**Request**. Where does the string "name" appear? Copy every line of the entries below that holds it.

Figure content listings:
######

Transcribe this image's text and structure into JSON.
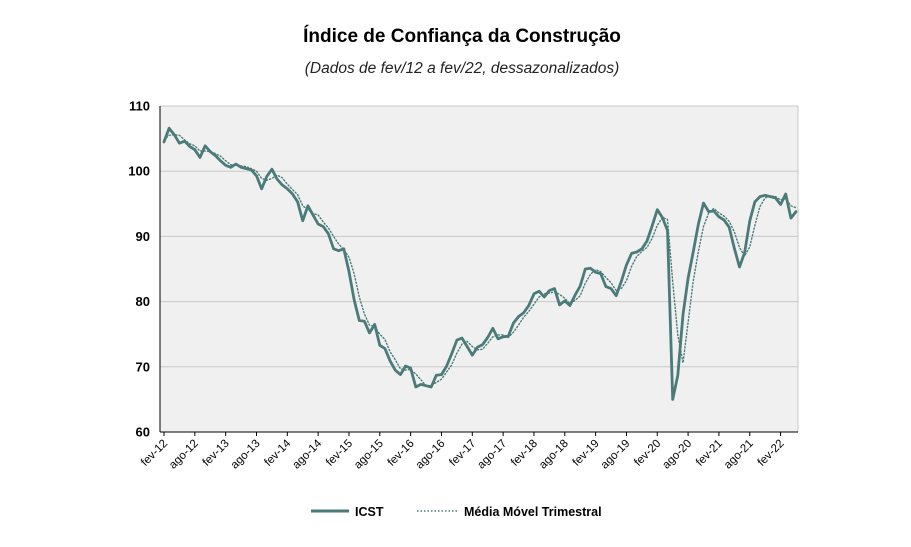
{
  "chart_data": {
    "type": "line",
    "title": "Índice de Confiança da Construção",
    "subtitle": "(Dados de fev/12 a fev/22, dessazonalizados)",
    "xlabel": "",
    "ylabel": "",
    "ylim": [
      60,
      110
    ],
    "yticks": [
      60,
      70,
      80,
      90,
      100,
      110
    ],
    "grid": true,
    "legend_position": "bottom",
    "start": "fev-12",
    "x_tick_labels": [
      "fev-12",
      "ago-12",
      "fev-13",
      "ago-13",
      "fev-14",
      "ago-14",
      "fev-15",
      "ago-15",
      "fev-16",
      "ago-16",
      "fev-17",
      "ago-17",
      "fev-18",
      "ago-18",
      "fev-19",
      "ago-19",
      "fev-20",
      "ago-20",
      "fev-21",
      "ago-21",
      "fev-22"
    ],
    "series": [
      {
        "name": "ICST",
        "style": "solid",
        "color": "#4a7b78",
        "values": [
          104.5,
          106.6,
          105.6,
          104.3,
          104.6,
          103.8,
          103.3,
          102.1,
          103.9,
          103.0,
          102.4,
          101.6,
          100.9,
          100.6,
          101.1,
          100.6,
          100.4,
          100.2,
          99.3,
          97.3,
          99.2,
          100.3,
          98.8,
          97.9,
          97.3,
          96.5,
          95.3,
          92.4,
          94.7,
          93.3,
          91.9,
          91.5,
          90.4,
          88.1,
          87.8,
          88.1,
          84.6,
          80.3,
          77.1,
          77.0,
          75.2,
          76.5,
          73.3,
          72.8,
          70.9,
          69.5,
          68.8,
          70.1,
          69.8,
          66.9,
          67.3,
          67.1,
          66.9,
          68.7,
          68.8,
          70.1,
          72.0,
          74.1,
          74.4,
          73.1,
          71.8,
          73.0,
          73.4,
          74.5,
          75.9,
          74.3,
          74.6,
          74.7,
          76.7,
          77.7,
          78.3,
          79.4,
          81.2,
          81.6,
          80.7,
          81.7,
          82.0,
          79.5,
          80.1,
          79.4,
          81.0,
          82.4,
          85.0,
          85.1,
          84.5,
          84.3,
          82.3,
          82.0,
          80.9,
          83.1,
          85.6,
          87.4,
          87.6,
          88.1,
          89.3,
          91.6,
          94.1,
          92.9,
          90.9,
          65.0,
          68.7,
          78.0,
          83.6,
          87.6,
          91.9,
          95.1,
          93.8,
          93.9,
          93.0,
          92.5,
          91.4,
          88.2,
          85.3,
          87.5,
          92.4,
          95.3,
          96.1,
          96.3,
          96.1,
          95.9,
          94.9,
          96.5,
          92.8,
          93.8
        ]
      },
      {
        "name": "Média Móvel Trimestral",
        "style": "dotted",
        "color": "#4a7b78",
        "values": [
          104.8,
          105.5,
          105.6,
          105.5,
          104.8,
          104.2,
          103.9,
          103.1,
          103.1,
          103.0,
          102.7,
          102.3,
          101.6,
          101.0,
          100.9,
          100.8,
          100.7,
          100.4,
          100.0,
          98.9,
          98.6,
          98.9,
          99.4,
          99.0,
          98.0,
          97.2,
          96.4,
          94.7,
          94.1,
          93.5,
          93.3,
          92.2,
          91.3,
          90.0,
          88.8,
          88.0,
          86.8,
          84.3,
          80.7,
          78.1,
          76.4,
          76.2,
          75.0,
          74.2,
          72.3,
          71.1,
          69.7,
          69.5,
          69.6,
          68.9,
          68.0,
          67.1,
          67.1,
          67.6,
          68.1,
          69.2,
          70.3,
          72.1,
          73.5,
          73.9,
          73.1,
          72.6,
          72.7,
          73.6,
          74.6,
          74.9,
          74.9,
          74.5,
          75.3,
          76.4,
          77.6,
          78.5,
          79.6,
          80.7,
          81.2,
          81.3,
          81.5,
          81.1,
          80.5,
          79.7,
          80.2,
          80.9,
          82.8,
          84.2,
          84.9,
          84.6,
          83.7,
          82.9,
          81.7,
          82.0,
          83.2,
          85.4,
          86.9,
          87.7,
          88.3,
          89.7,
          91.7,
          92.9,
          92.6,
          83.0,
          74.9,
          70.6,
          76.8,
          83.1,
          87.7,
          91.5,
          93.6,
          94.3,
          93.6,
          93.1,
          92.3,
          90.7,
          88.3,
          87.0,
          88.4,
          91.7,
          94.6,
          95.9,
          96.2,
          96.1,
          95.6,
          95.8,
          94.7,
          94.4
        ]
      }
    ]
  }
}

######

**Answer below**.
        "name": "ICST",
        "name": "Média Móvel Trimestral",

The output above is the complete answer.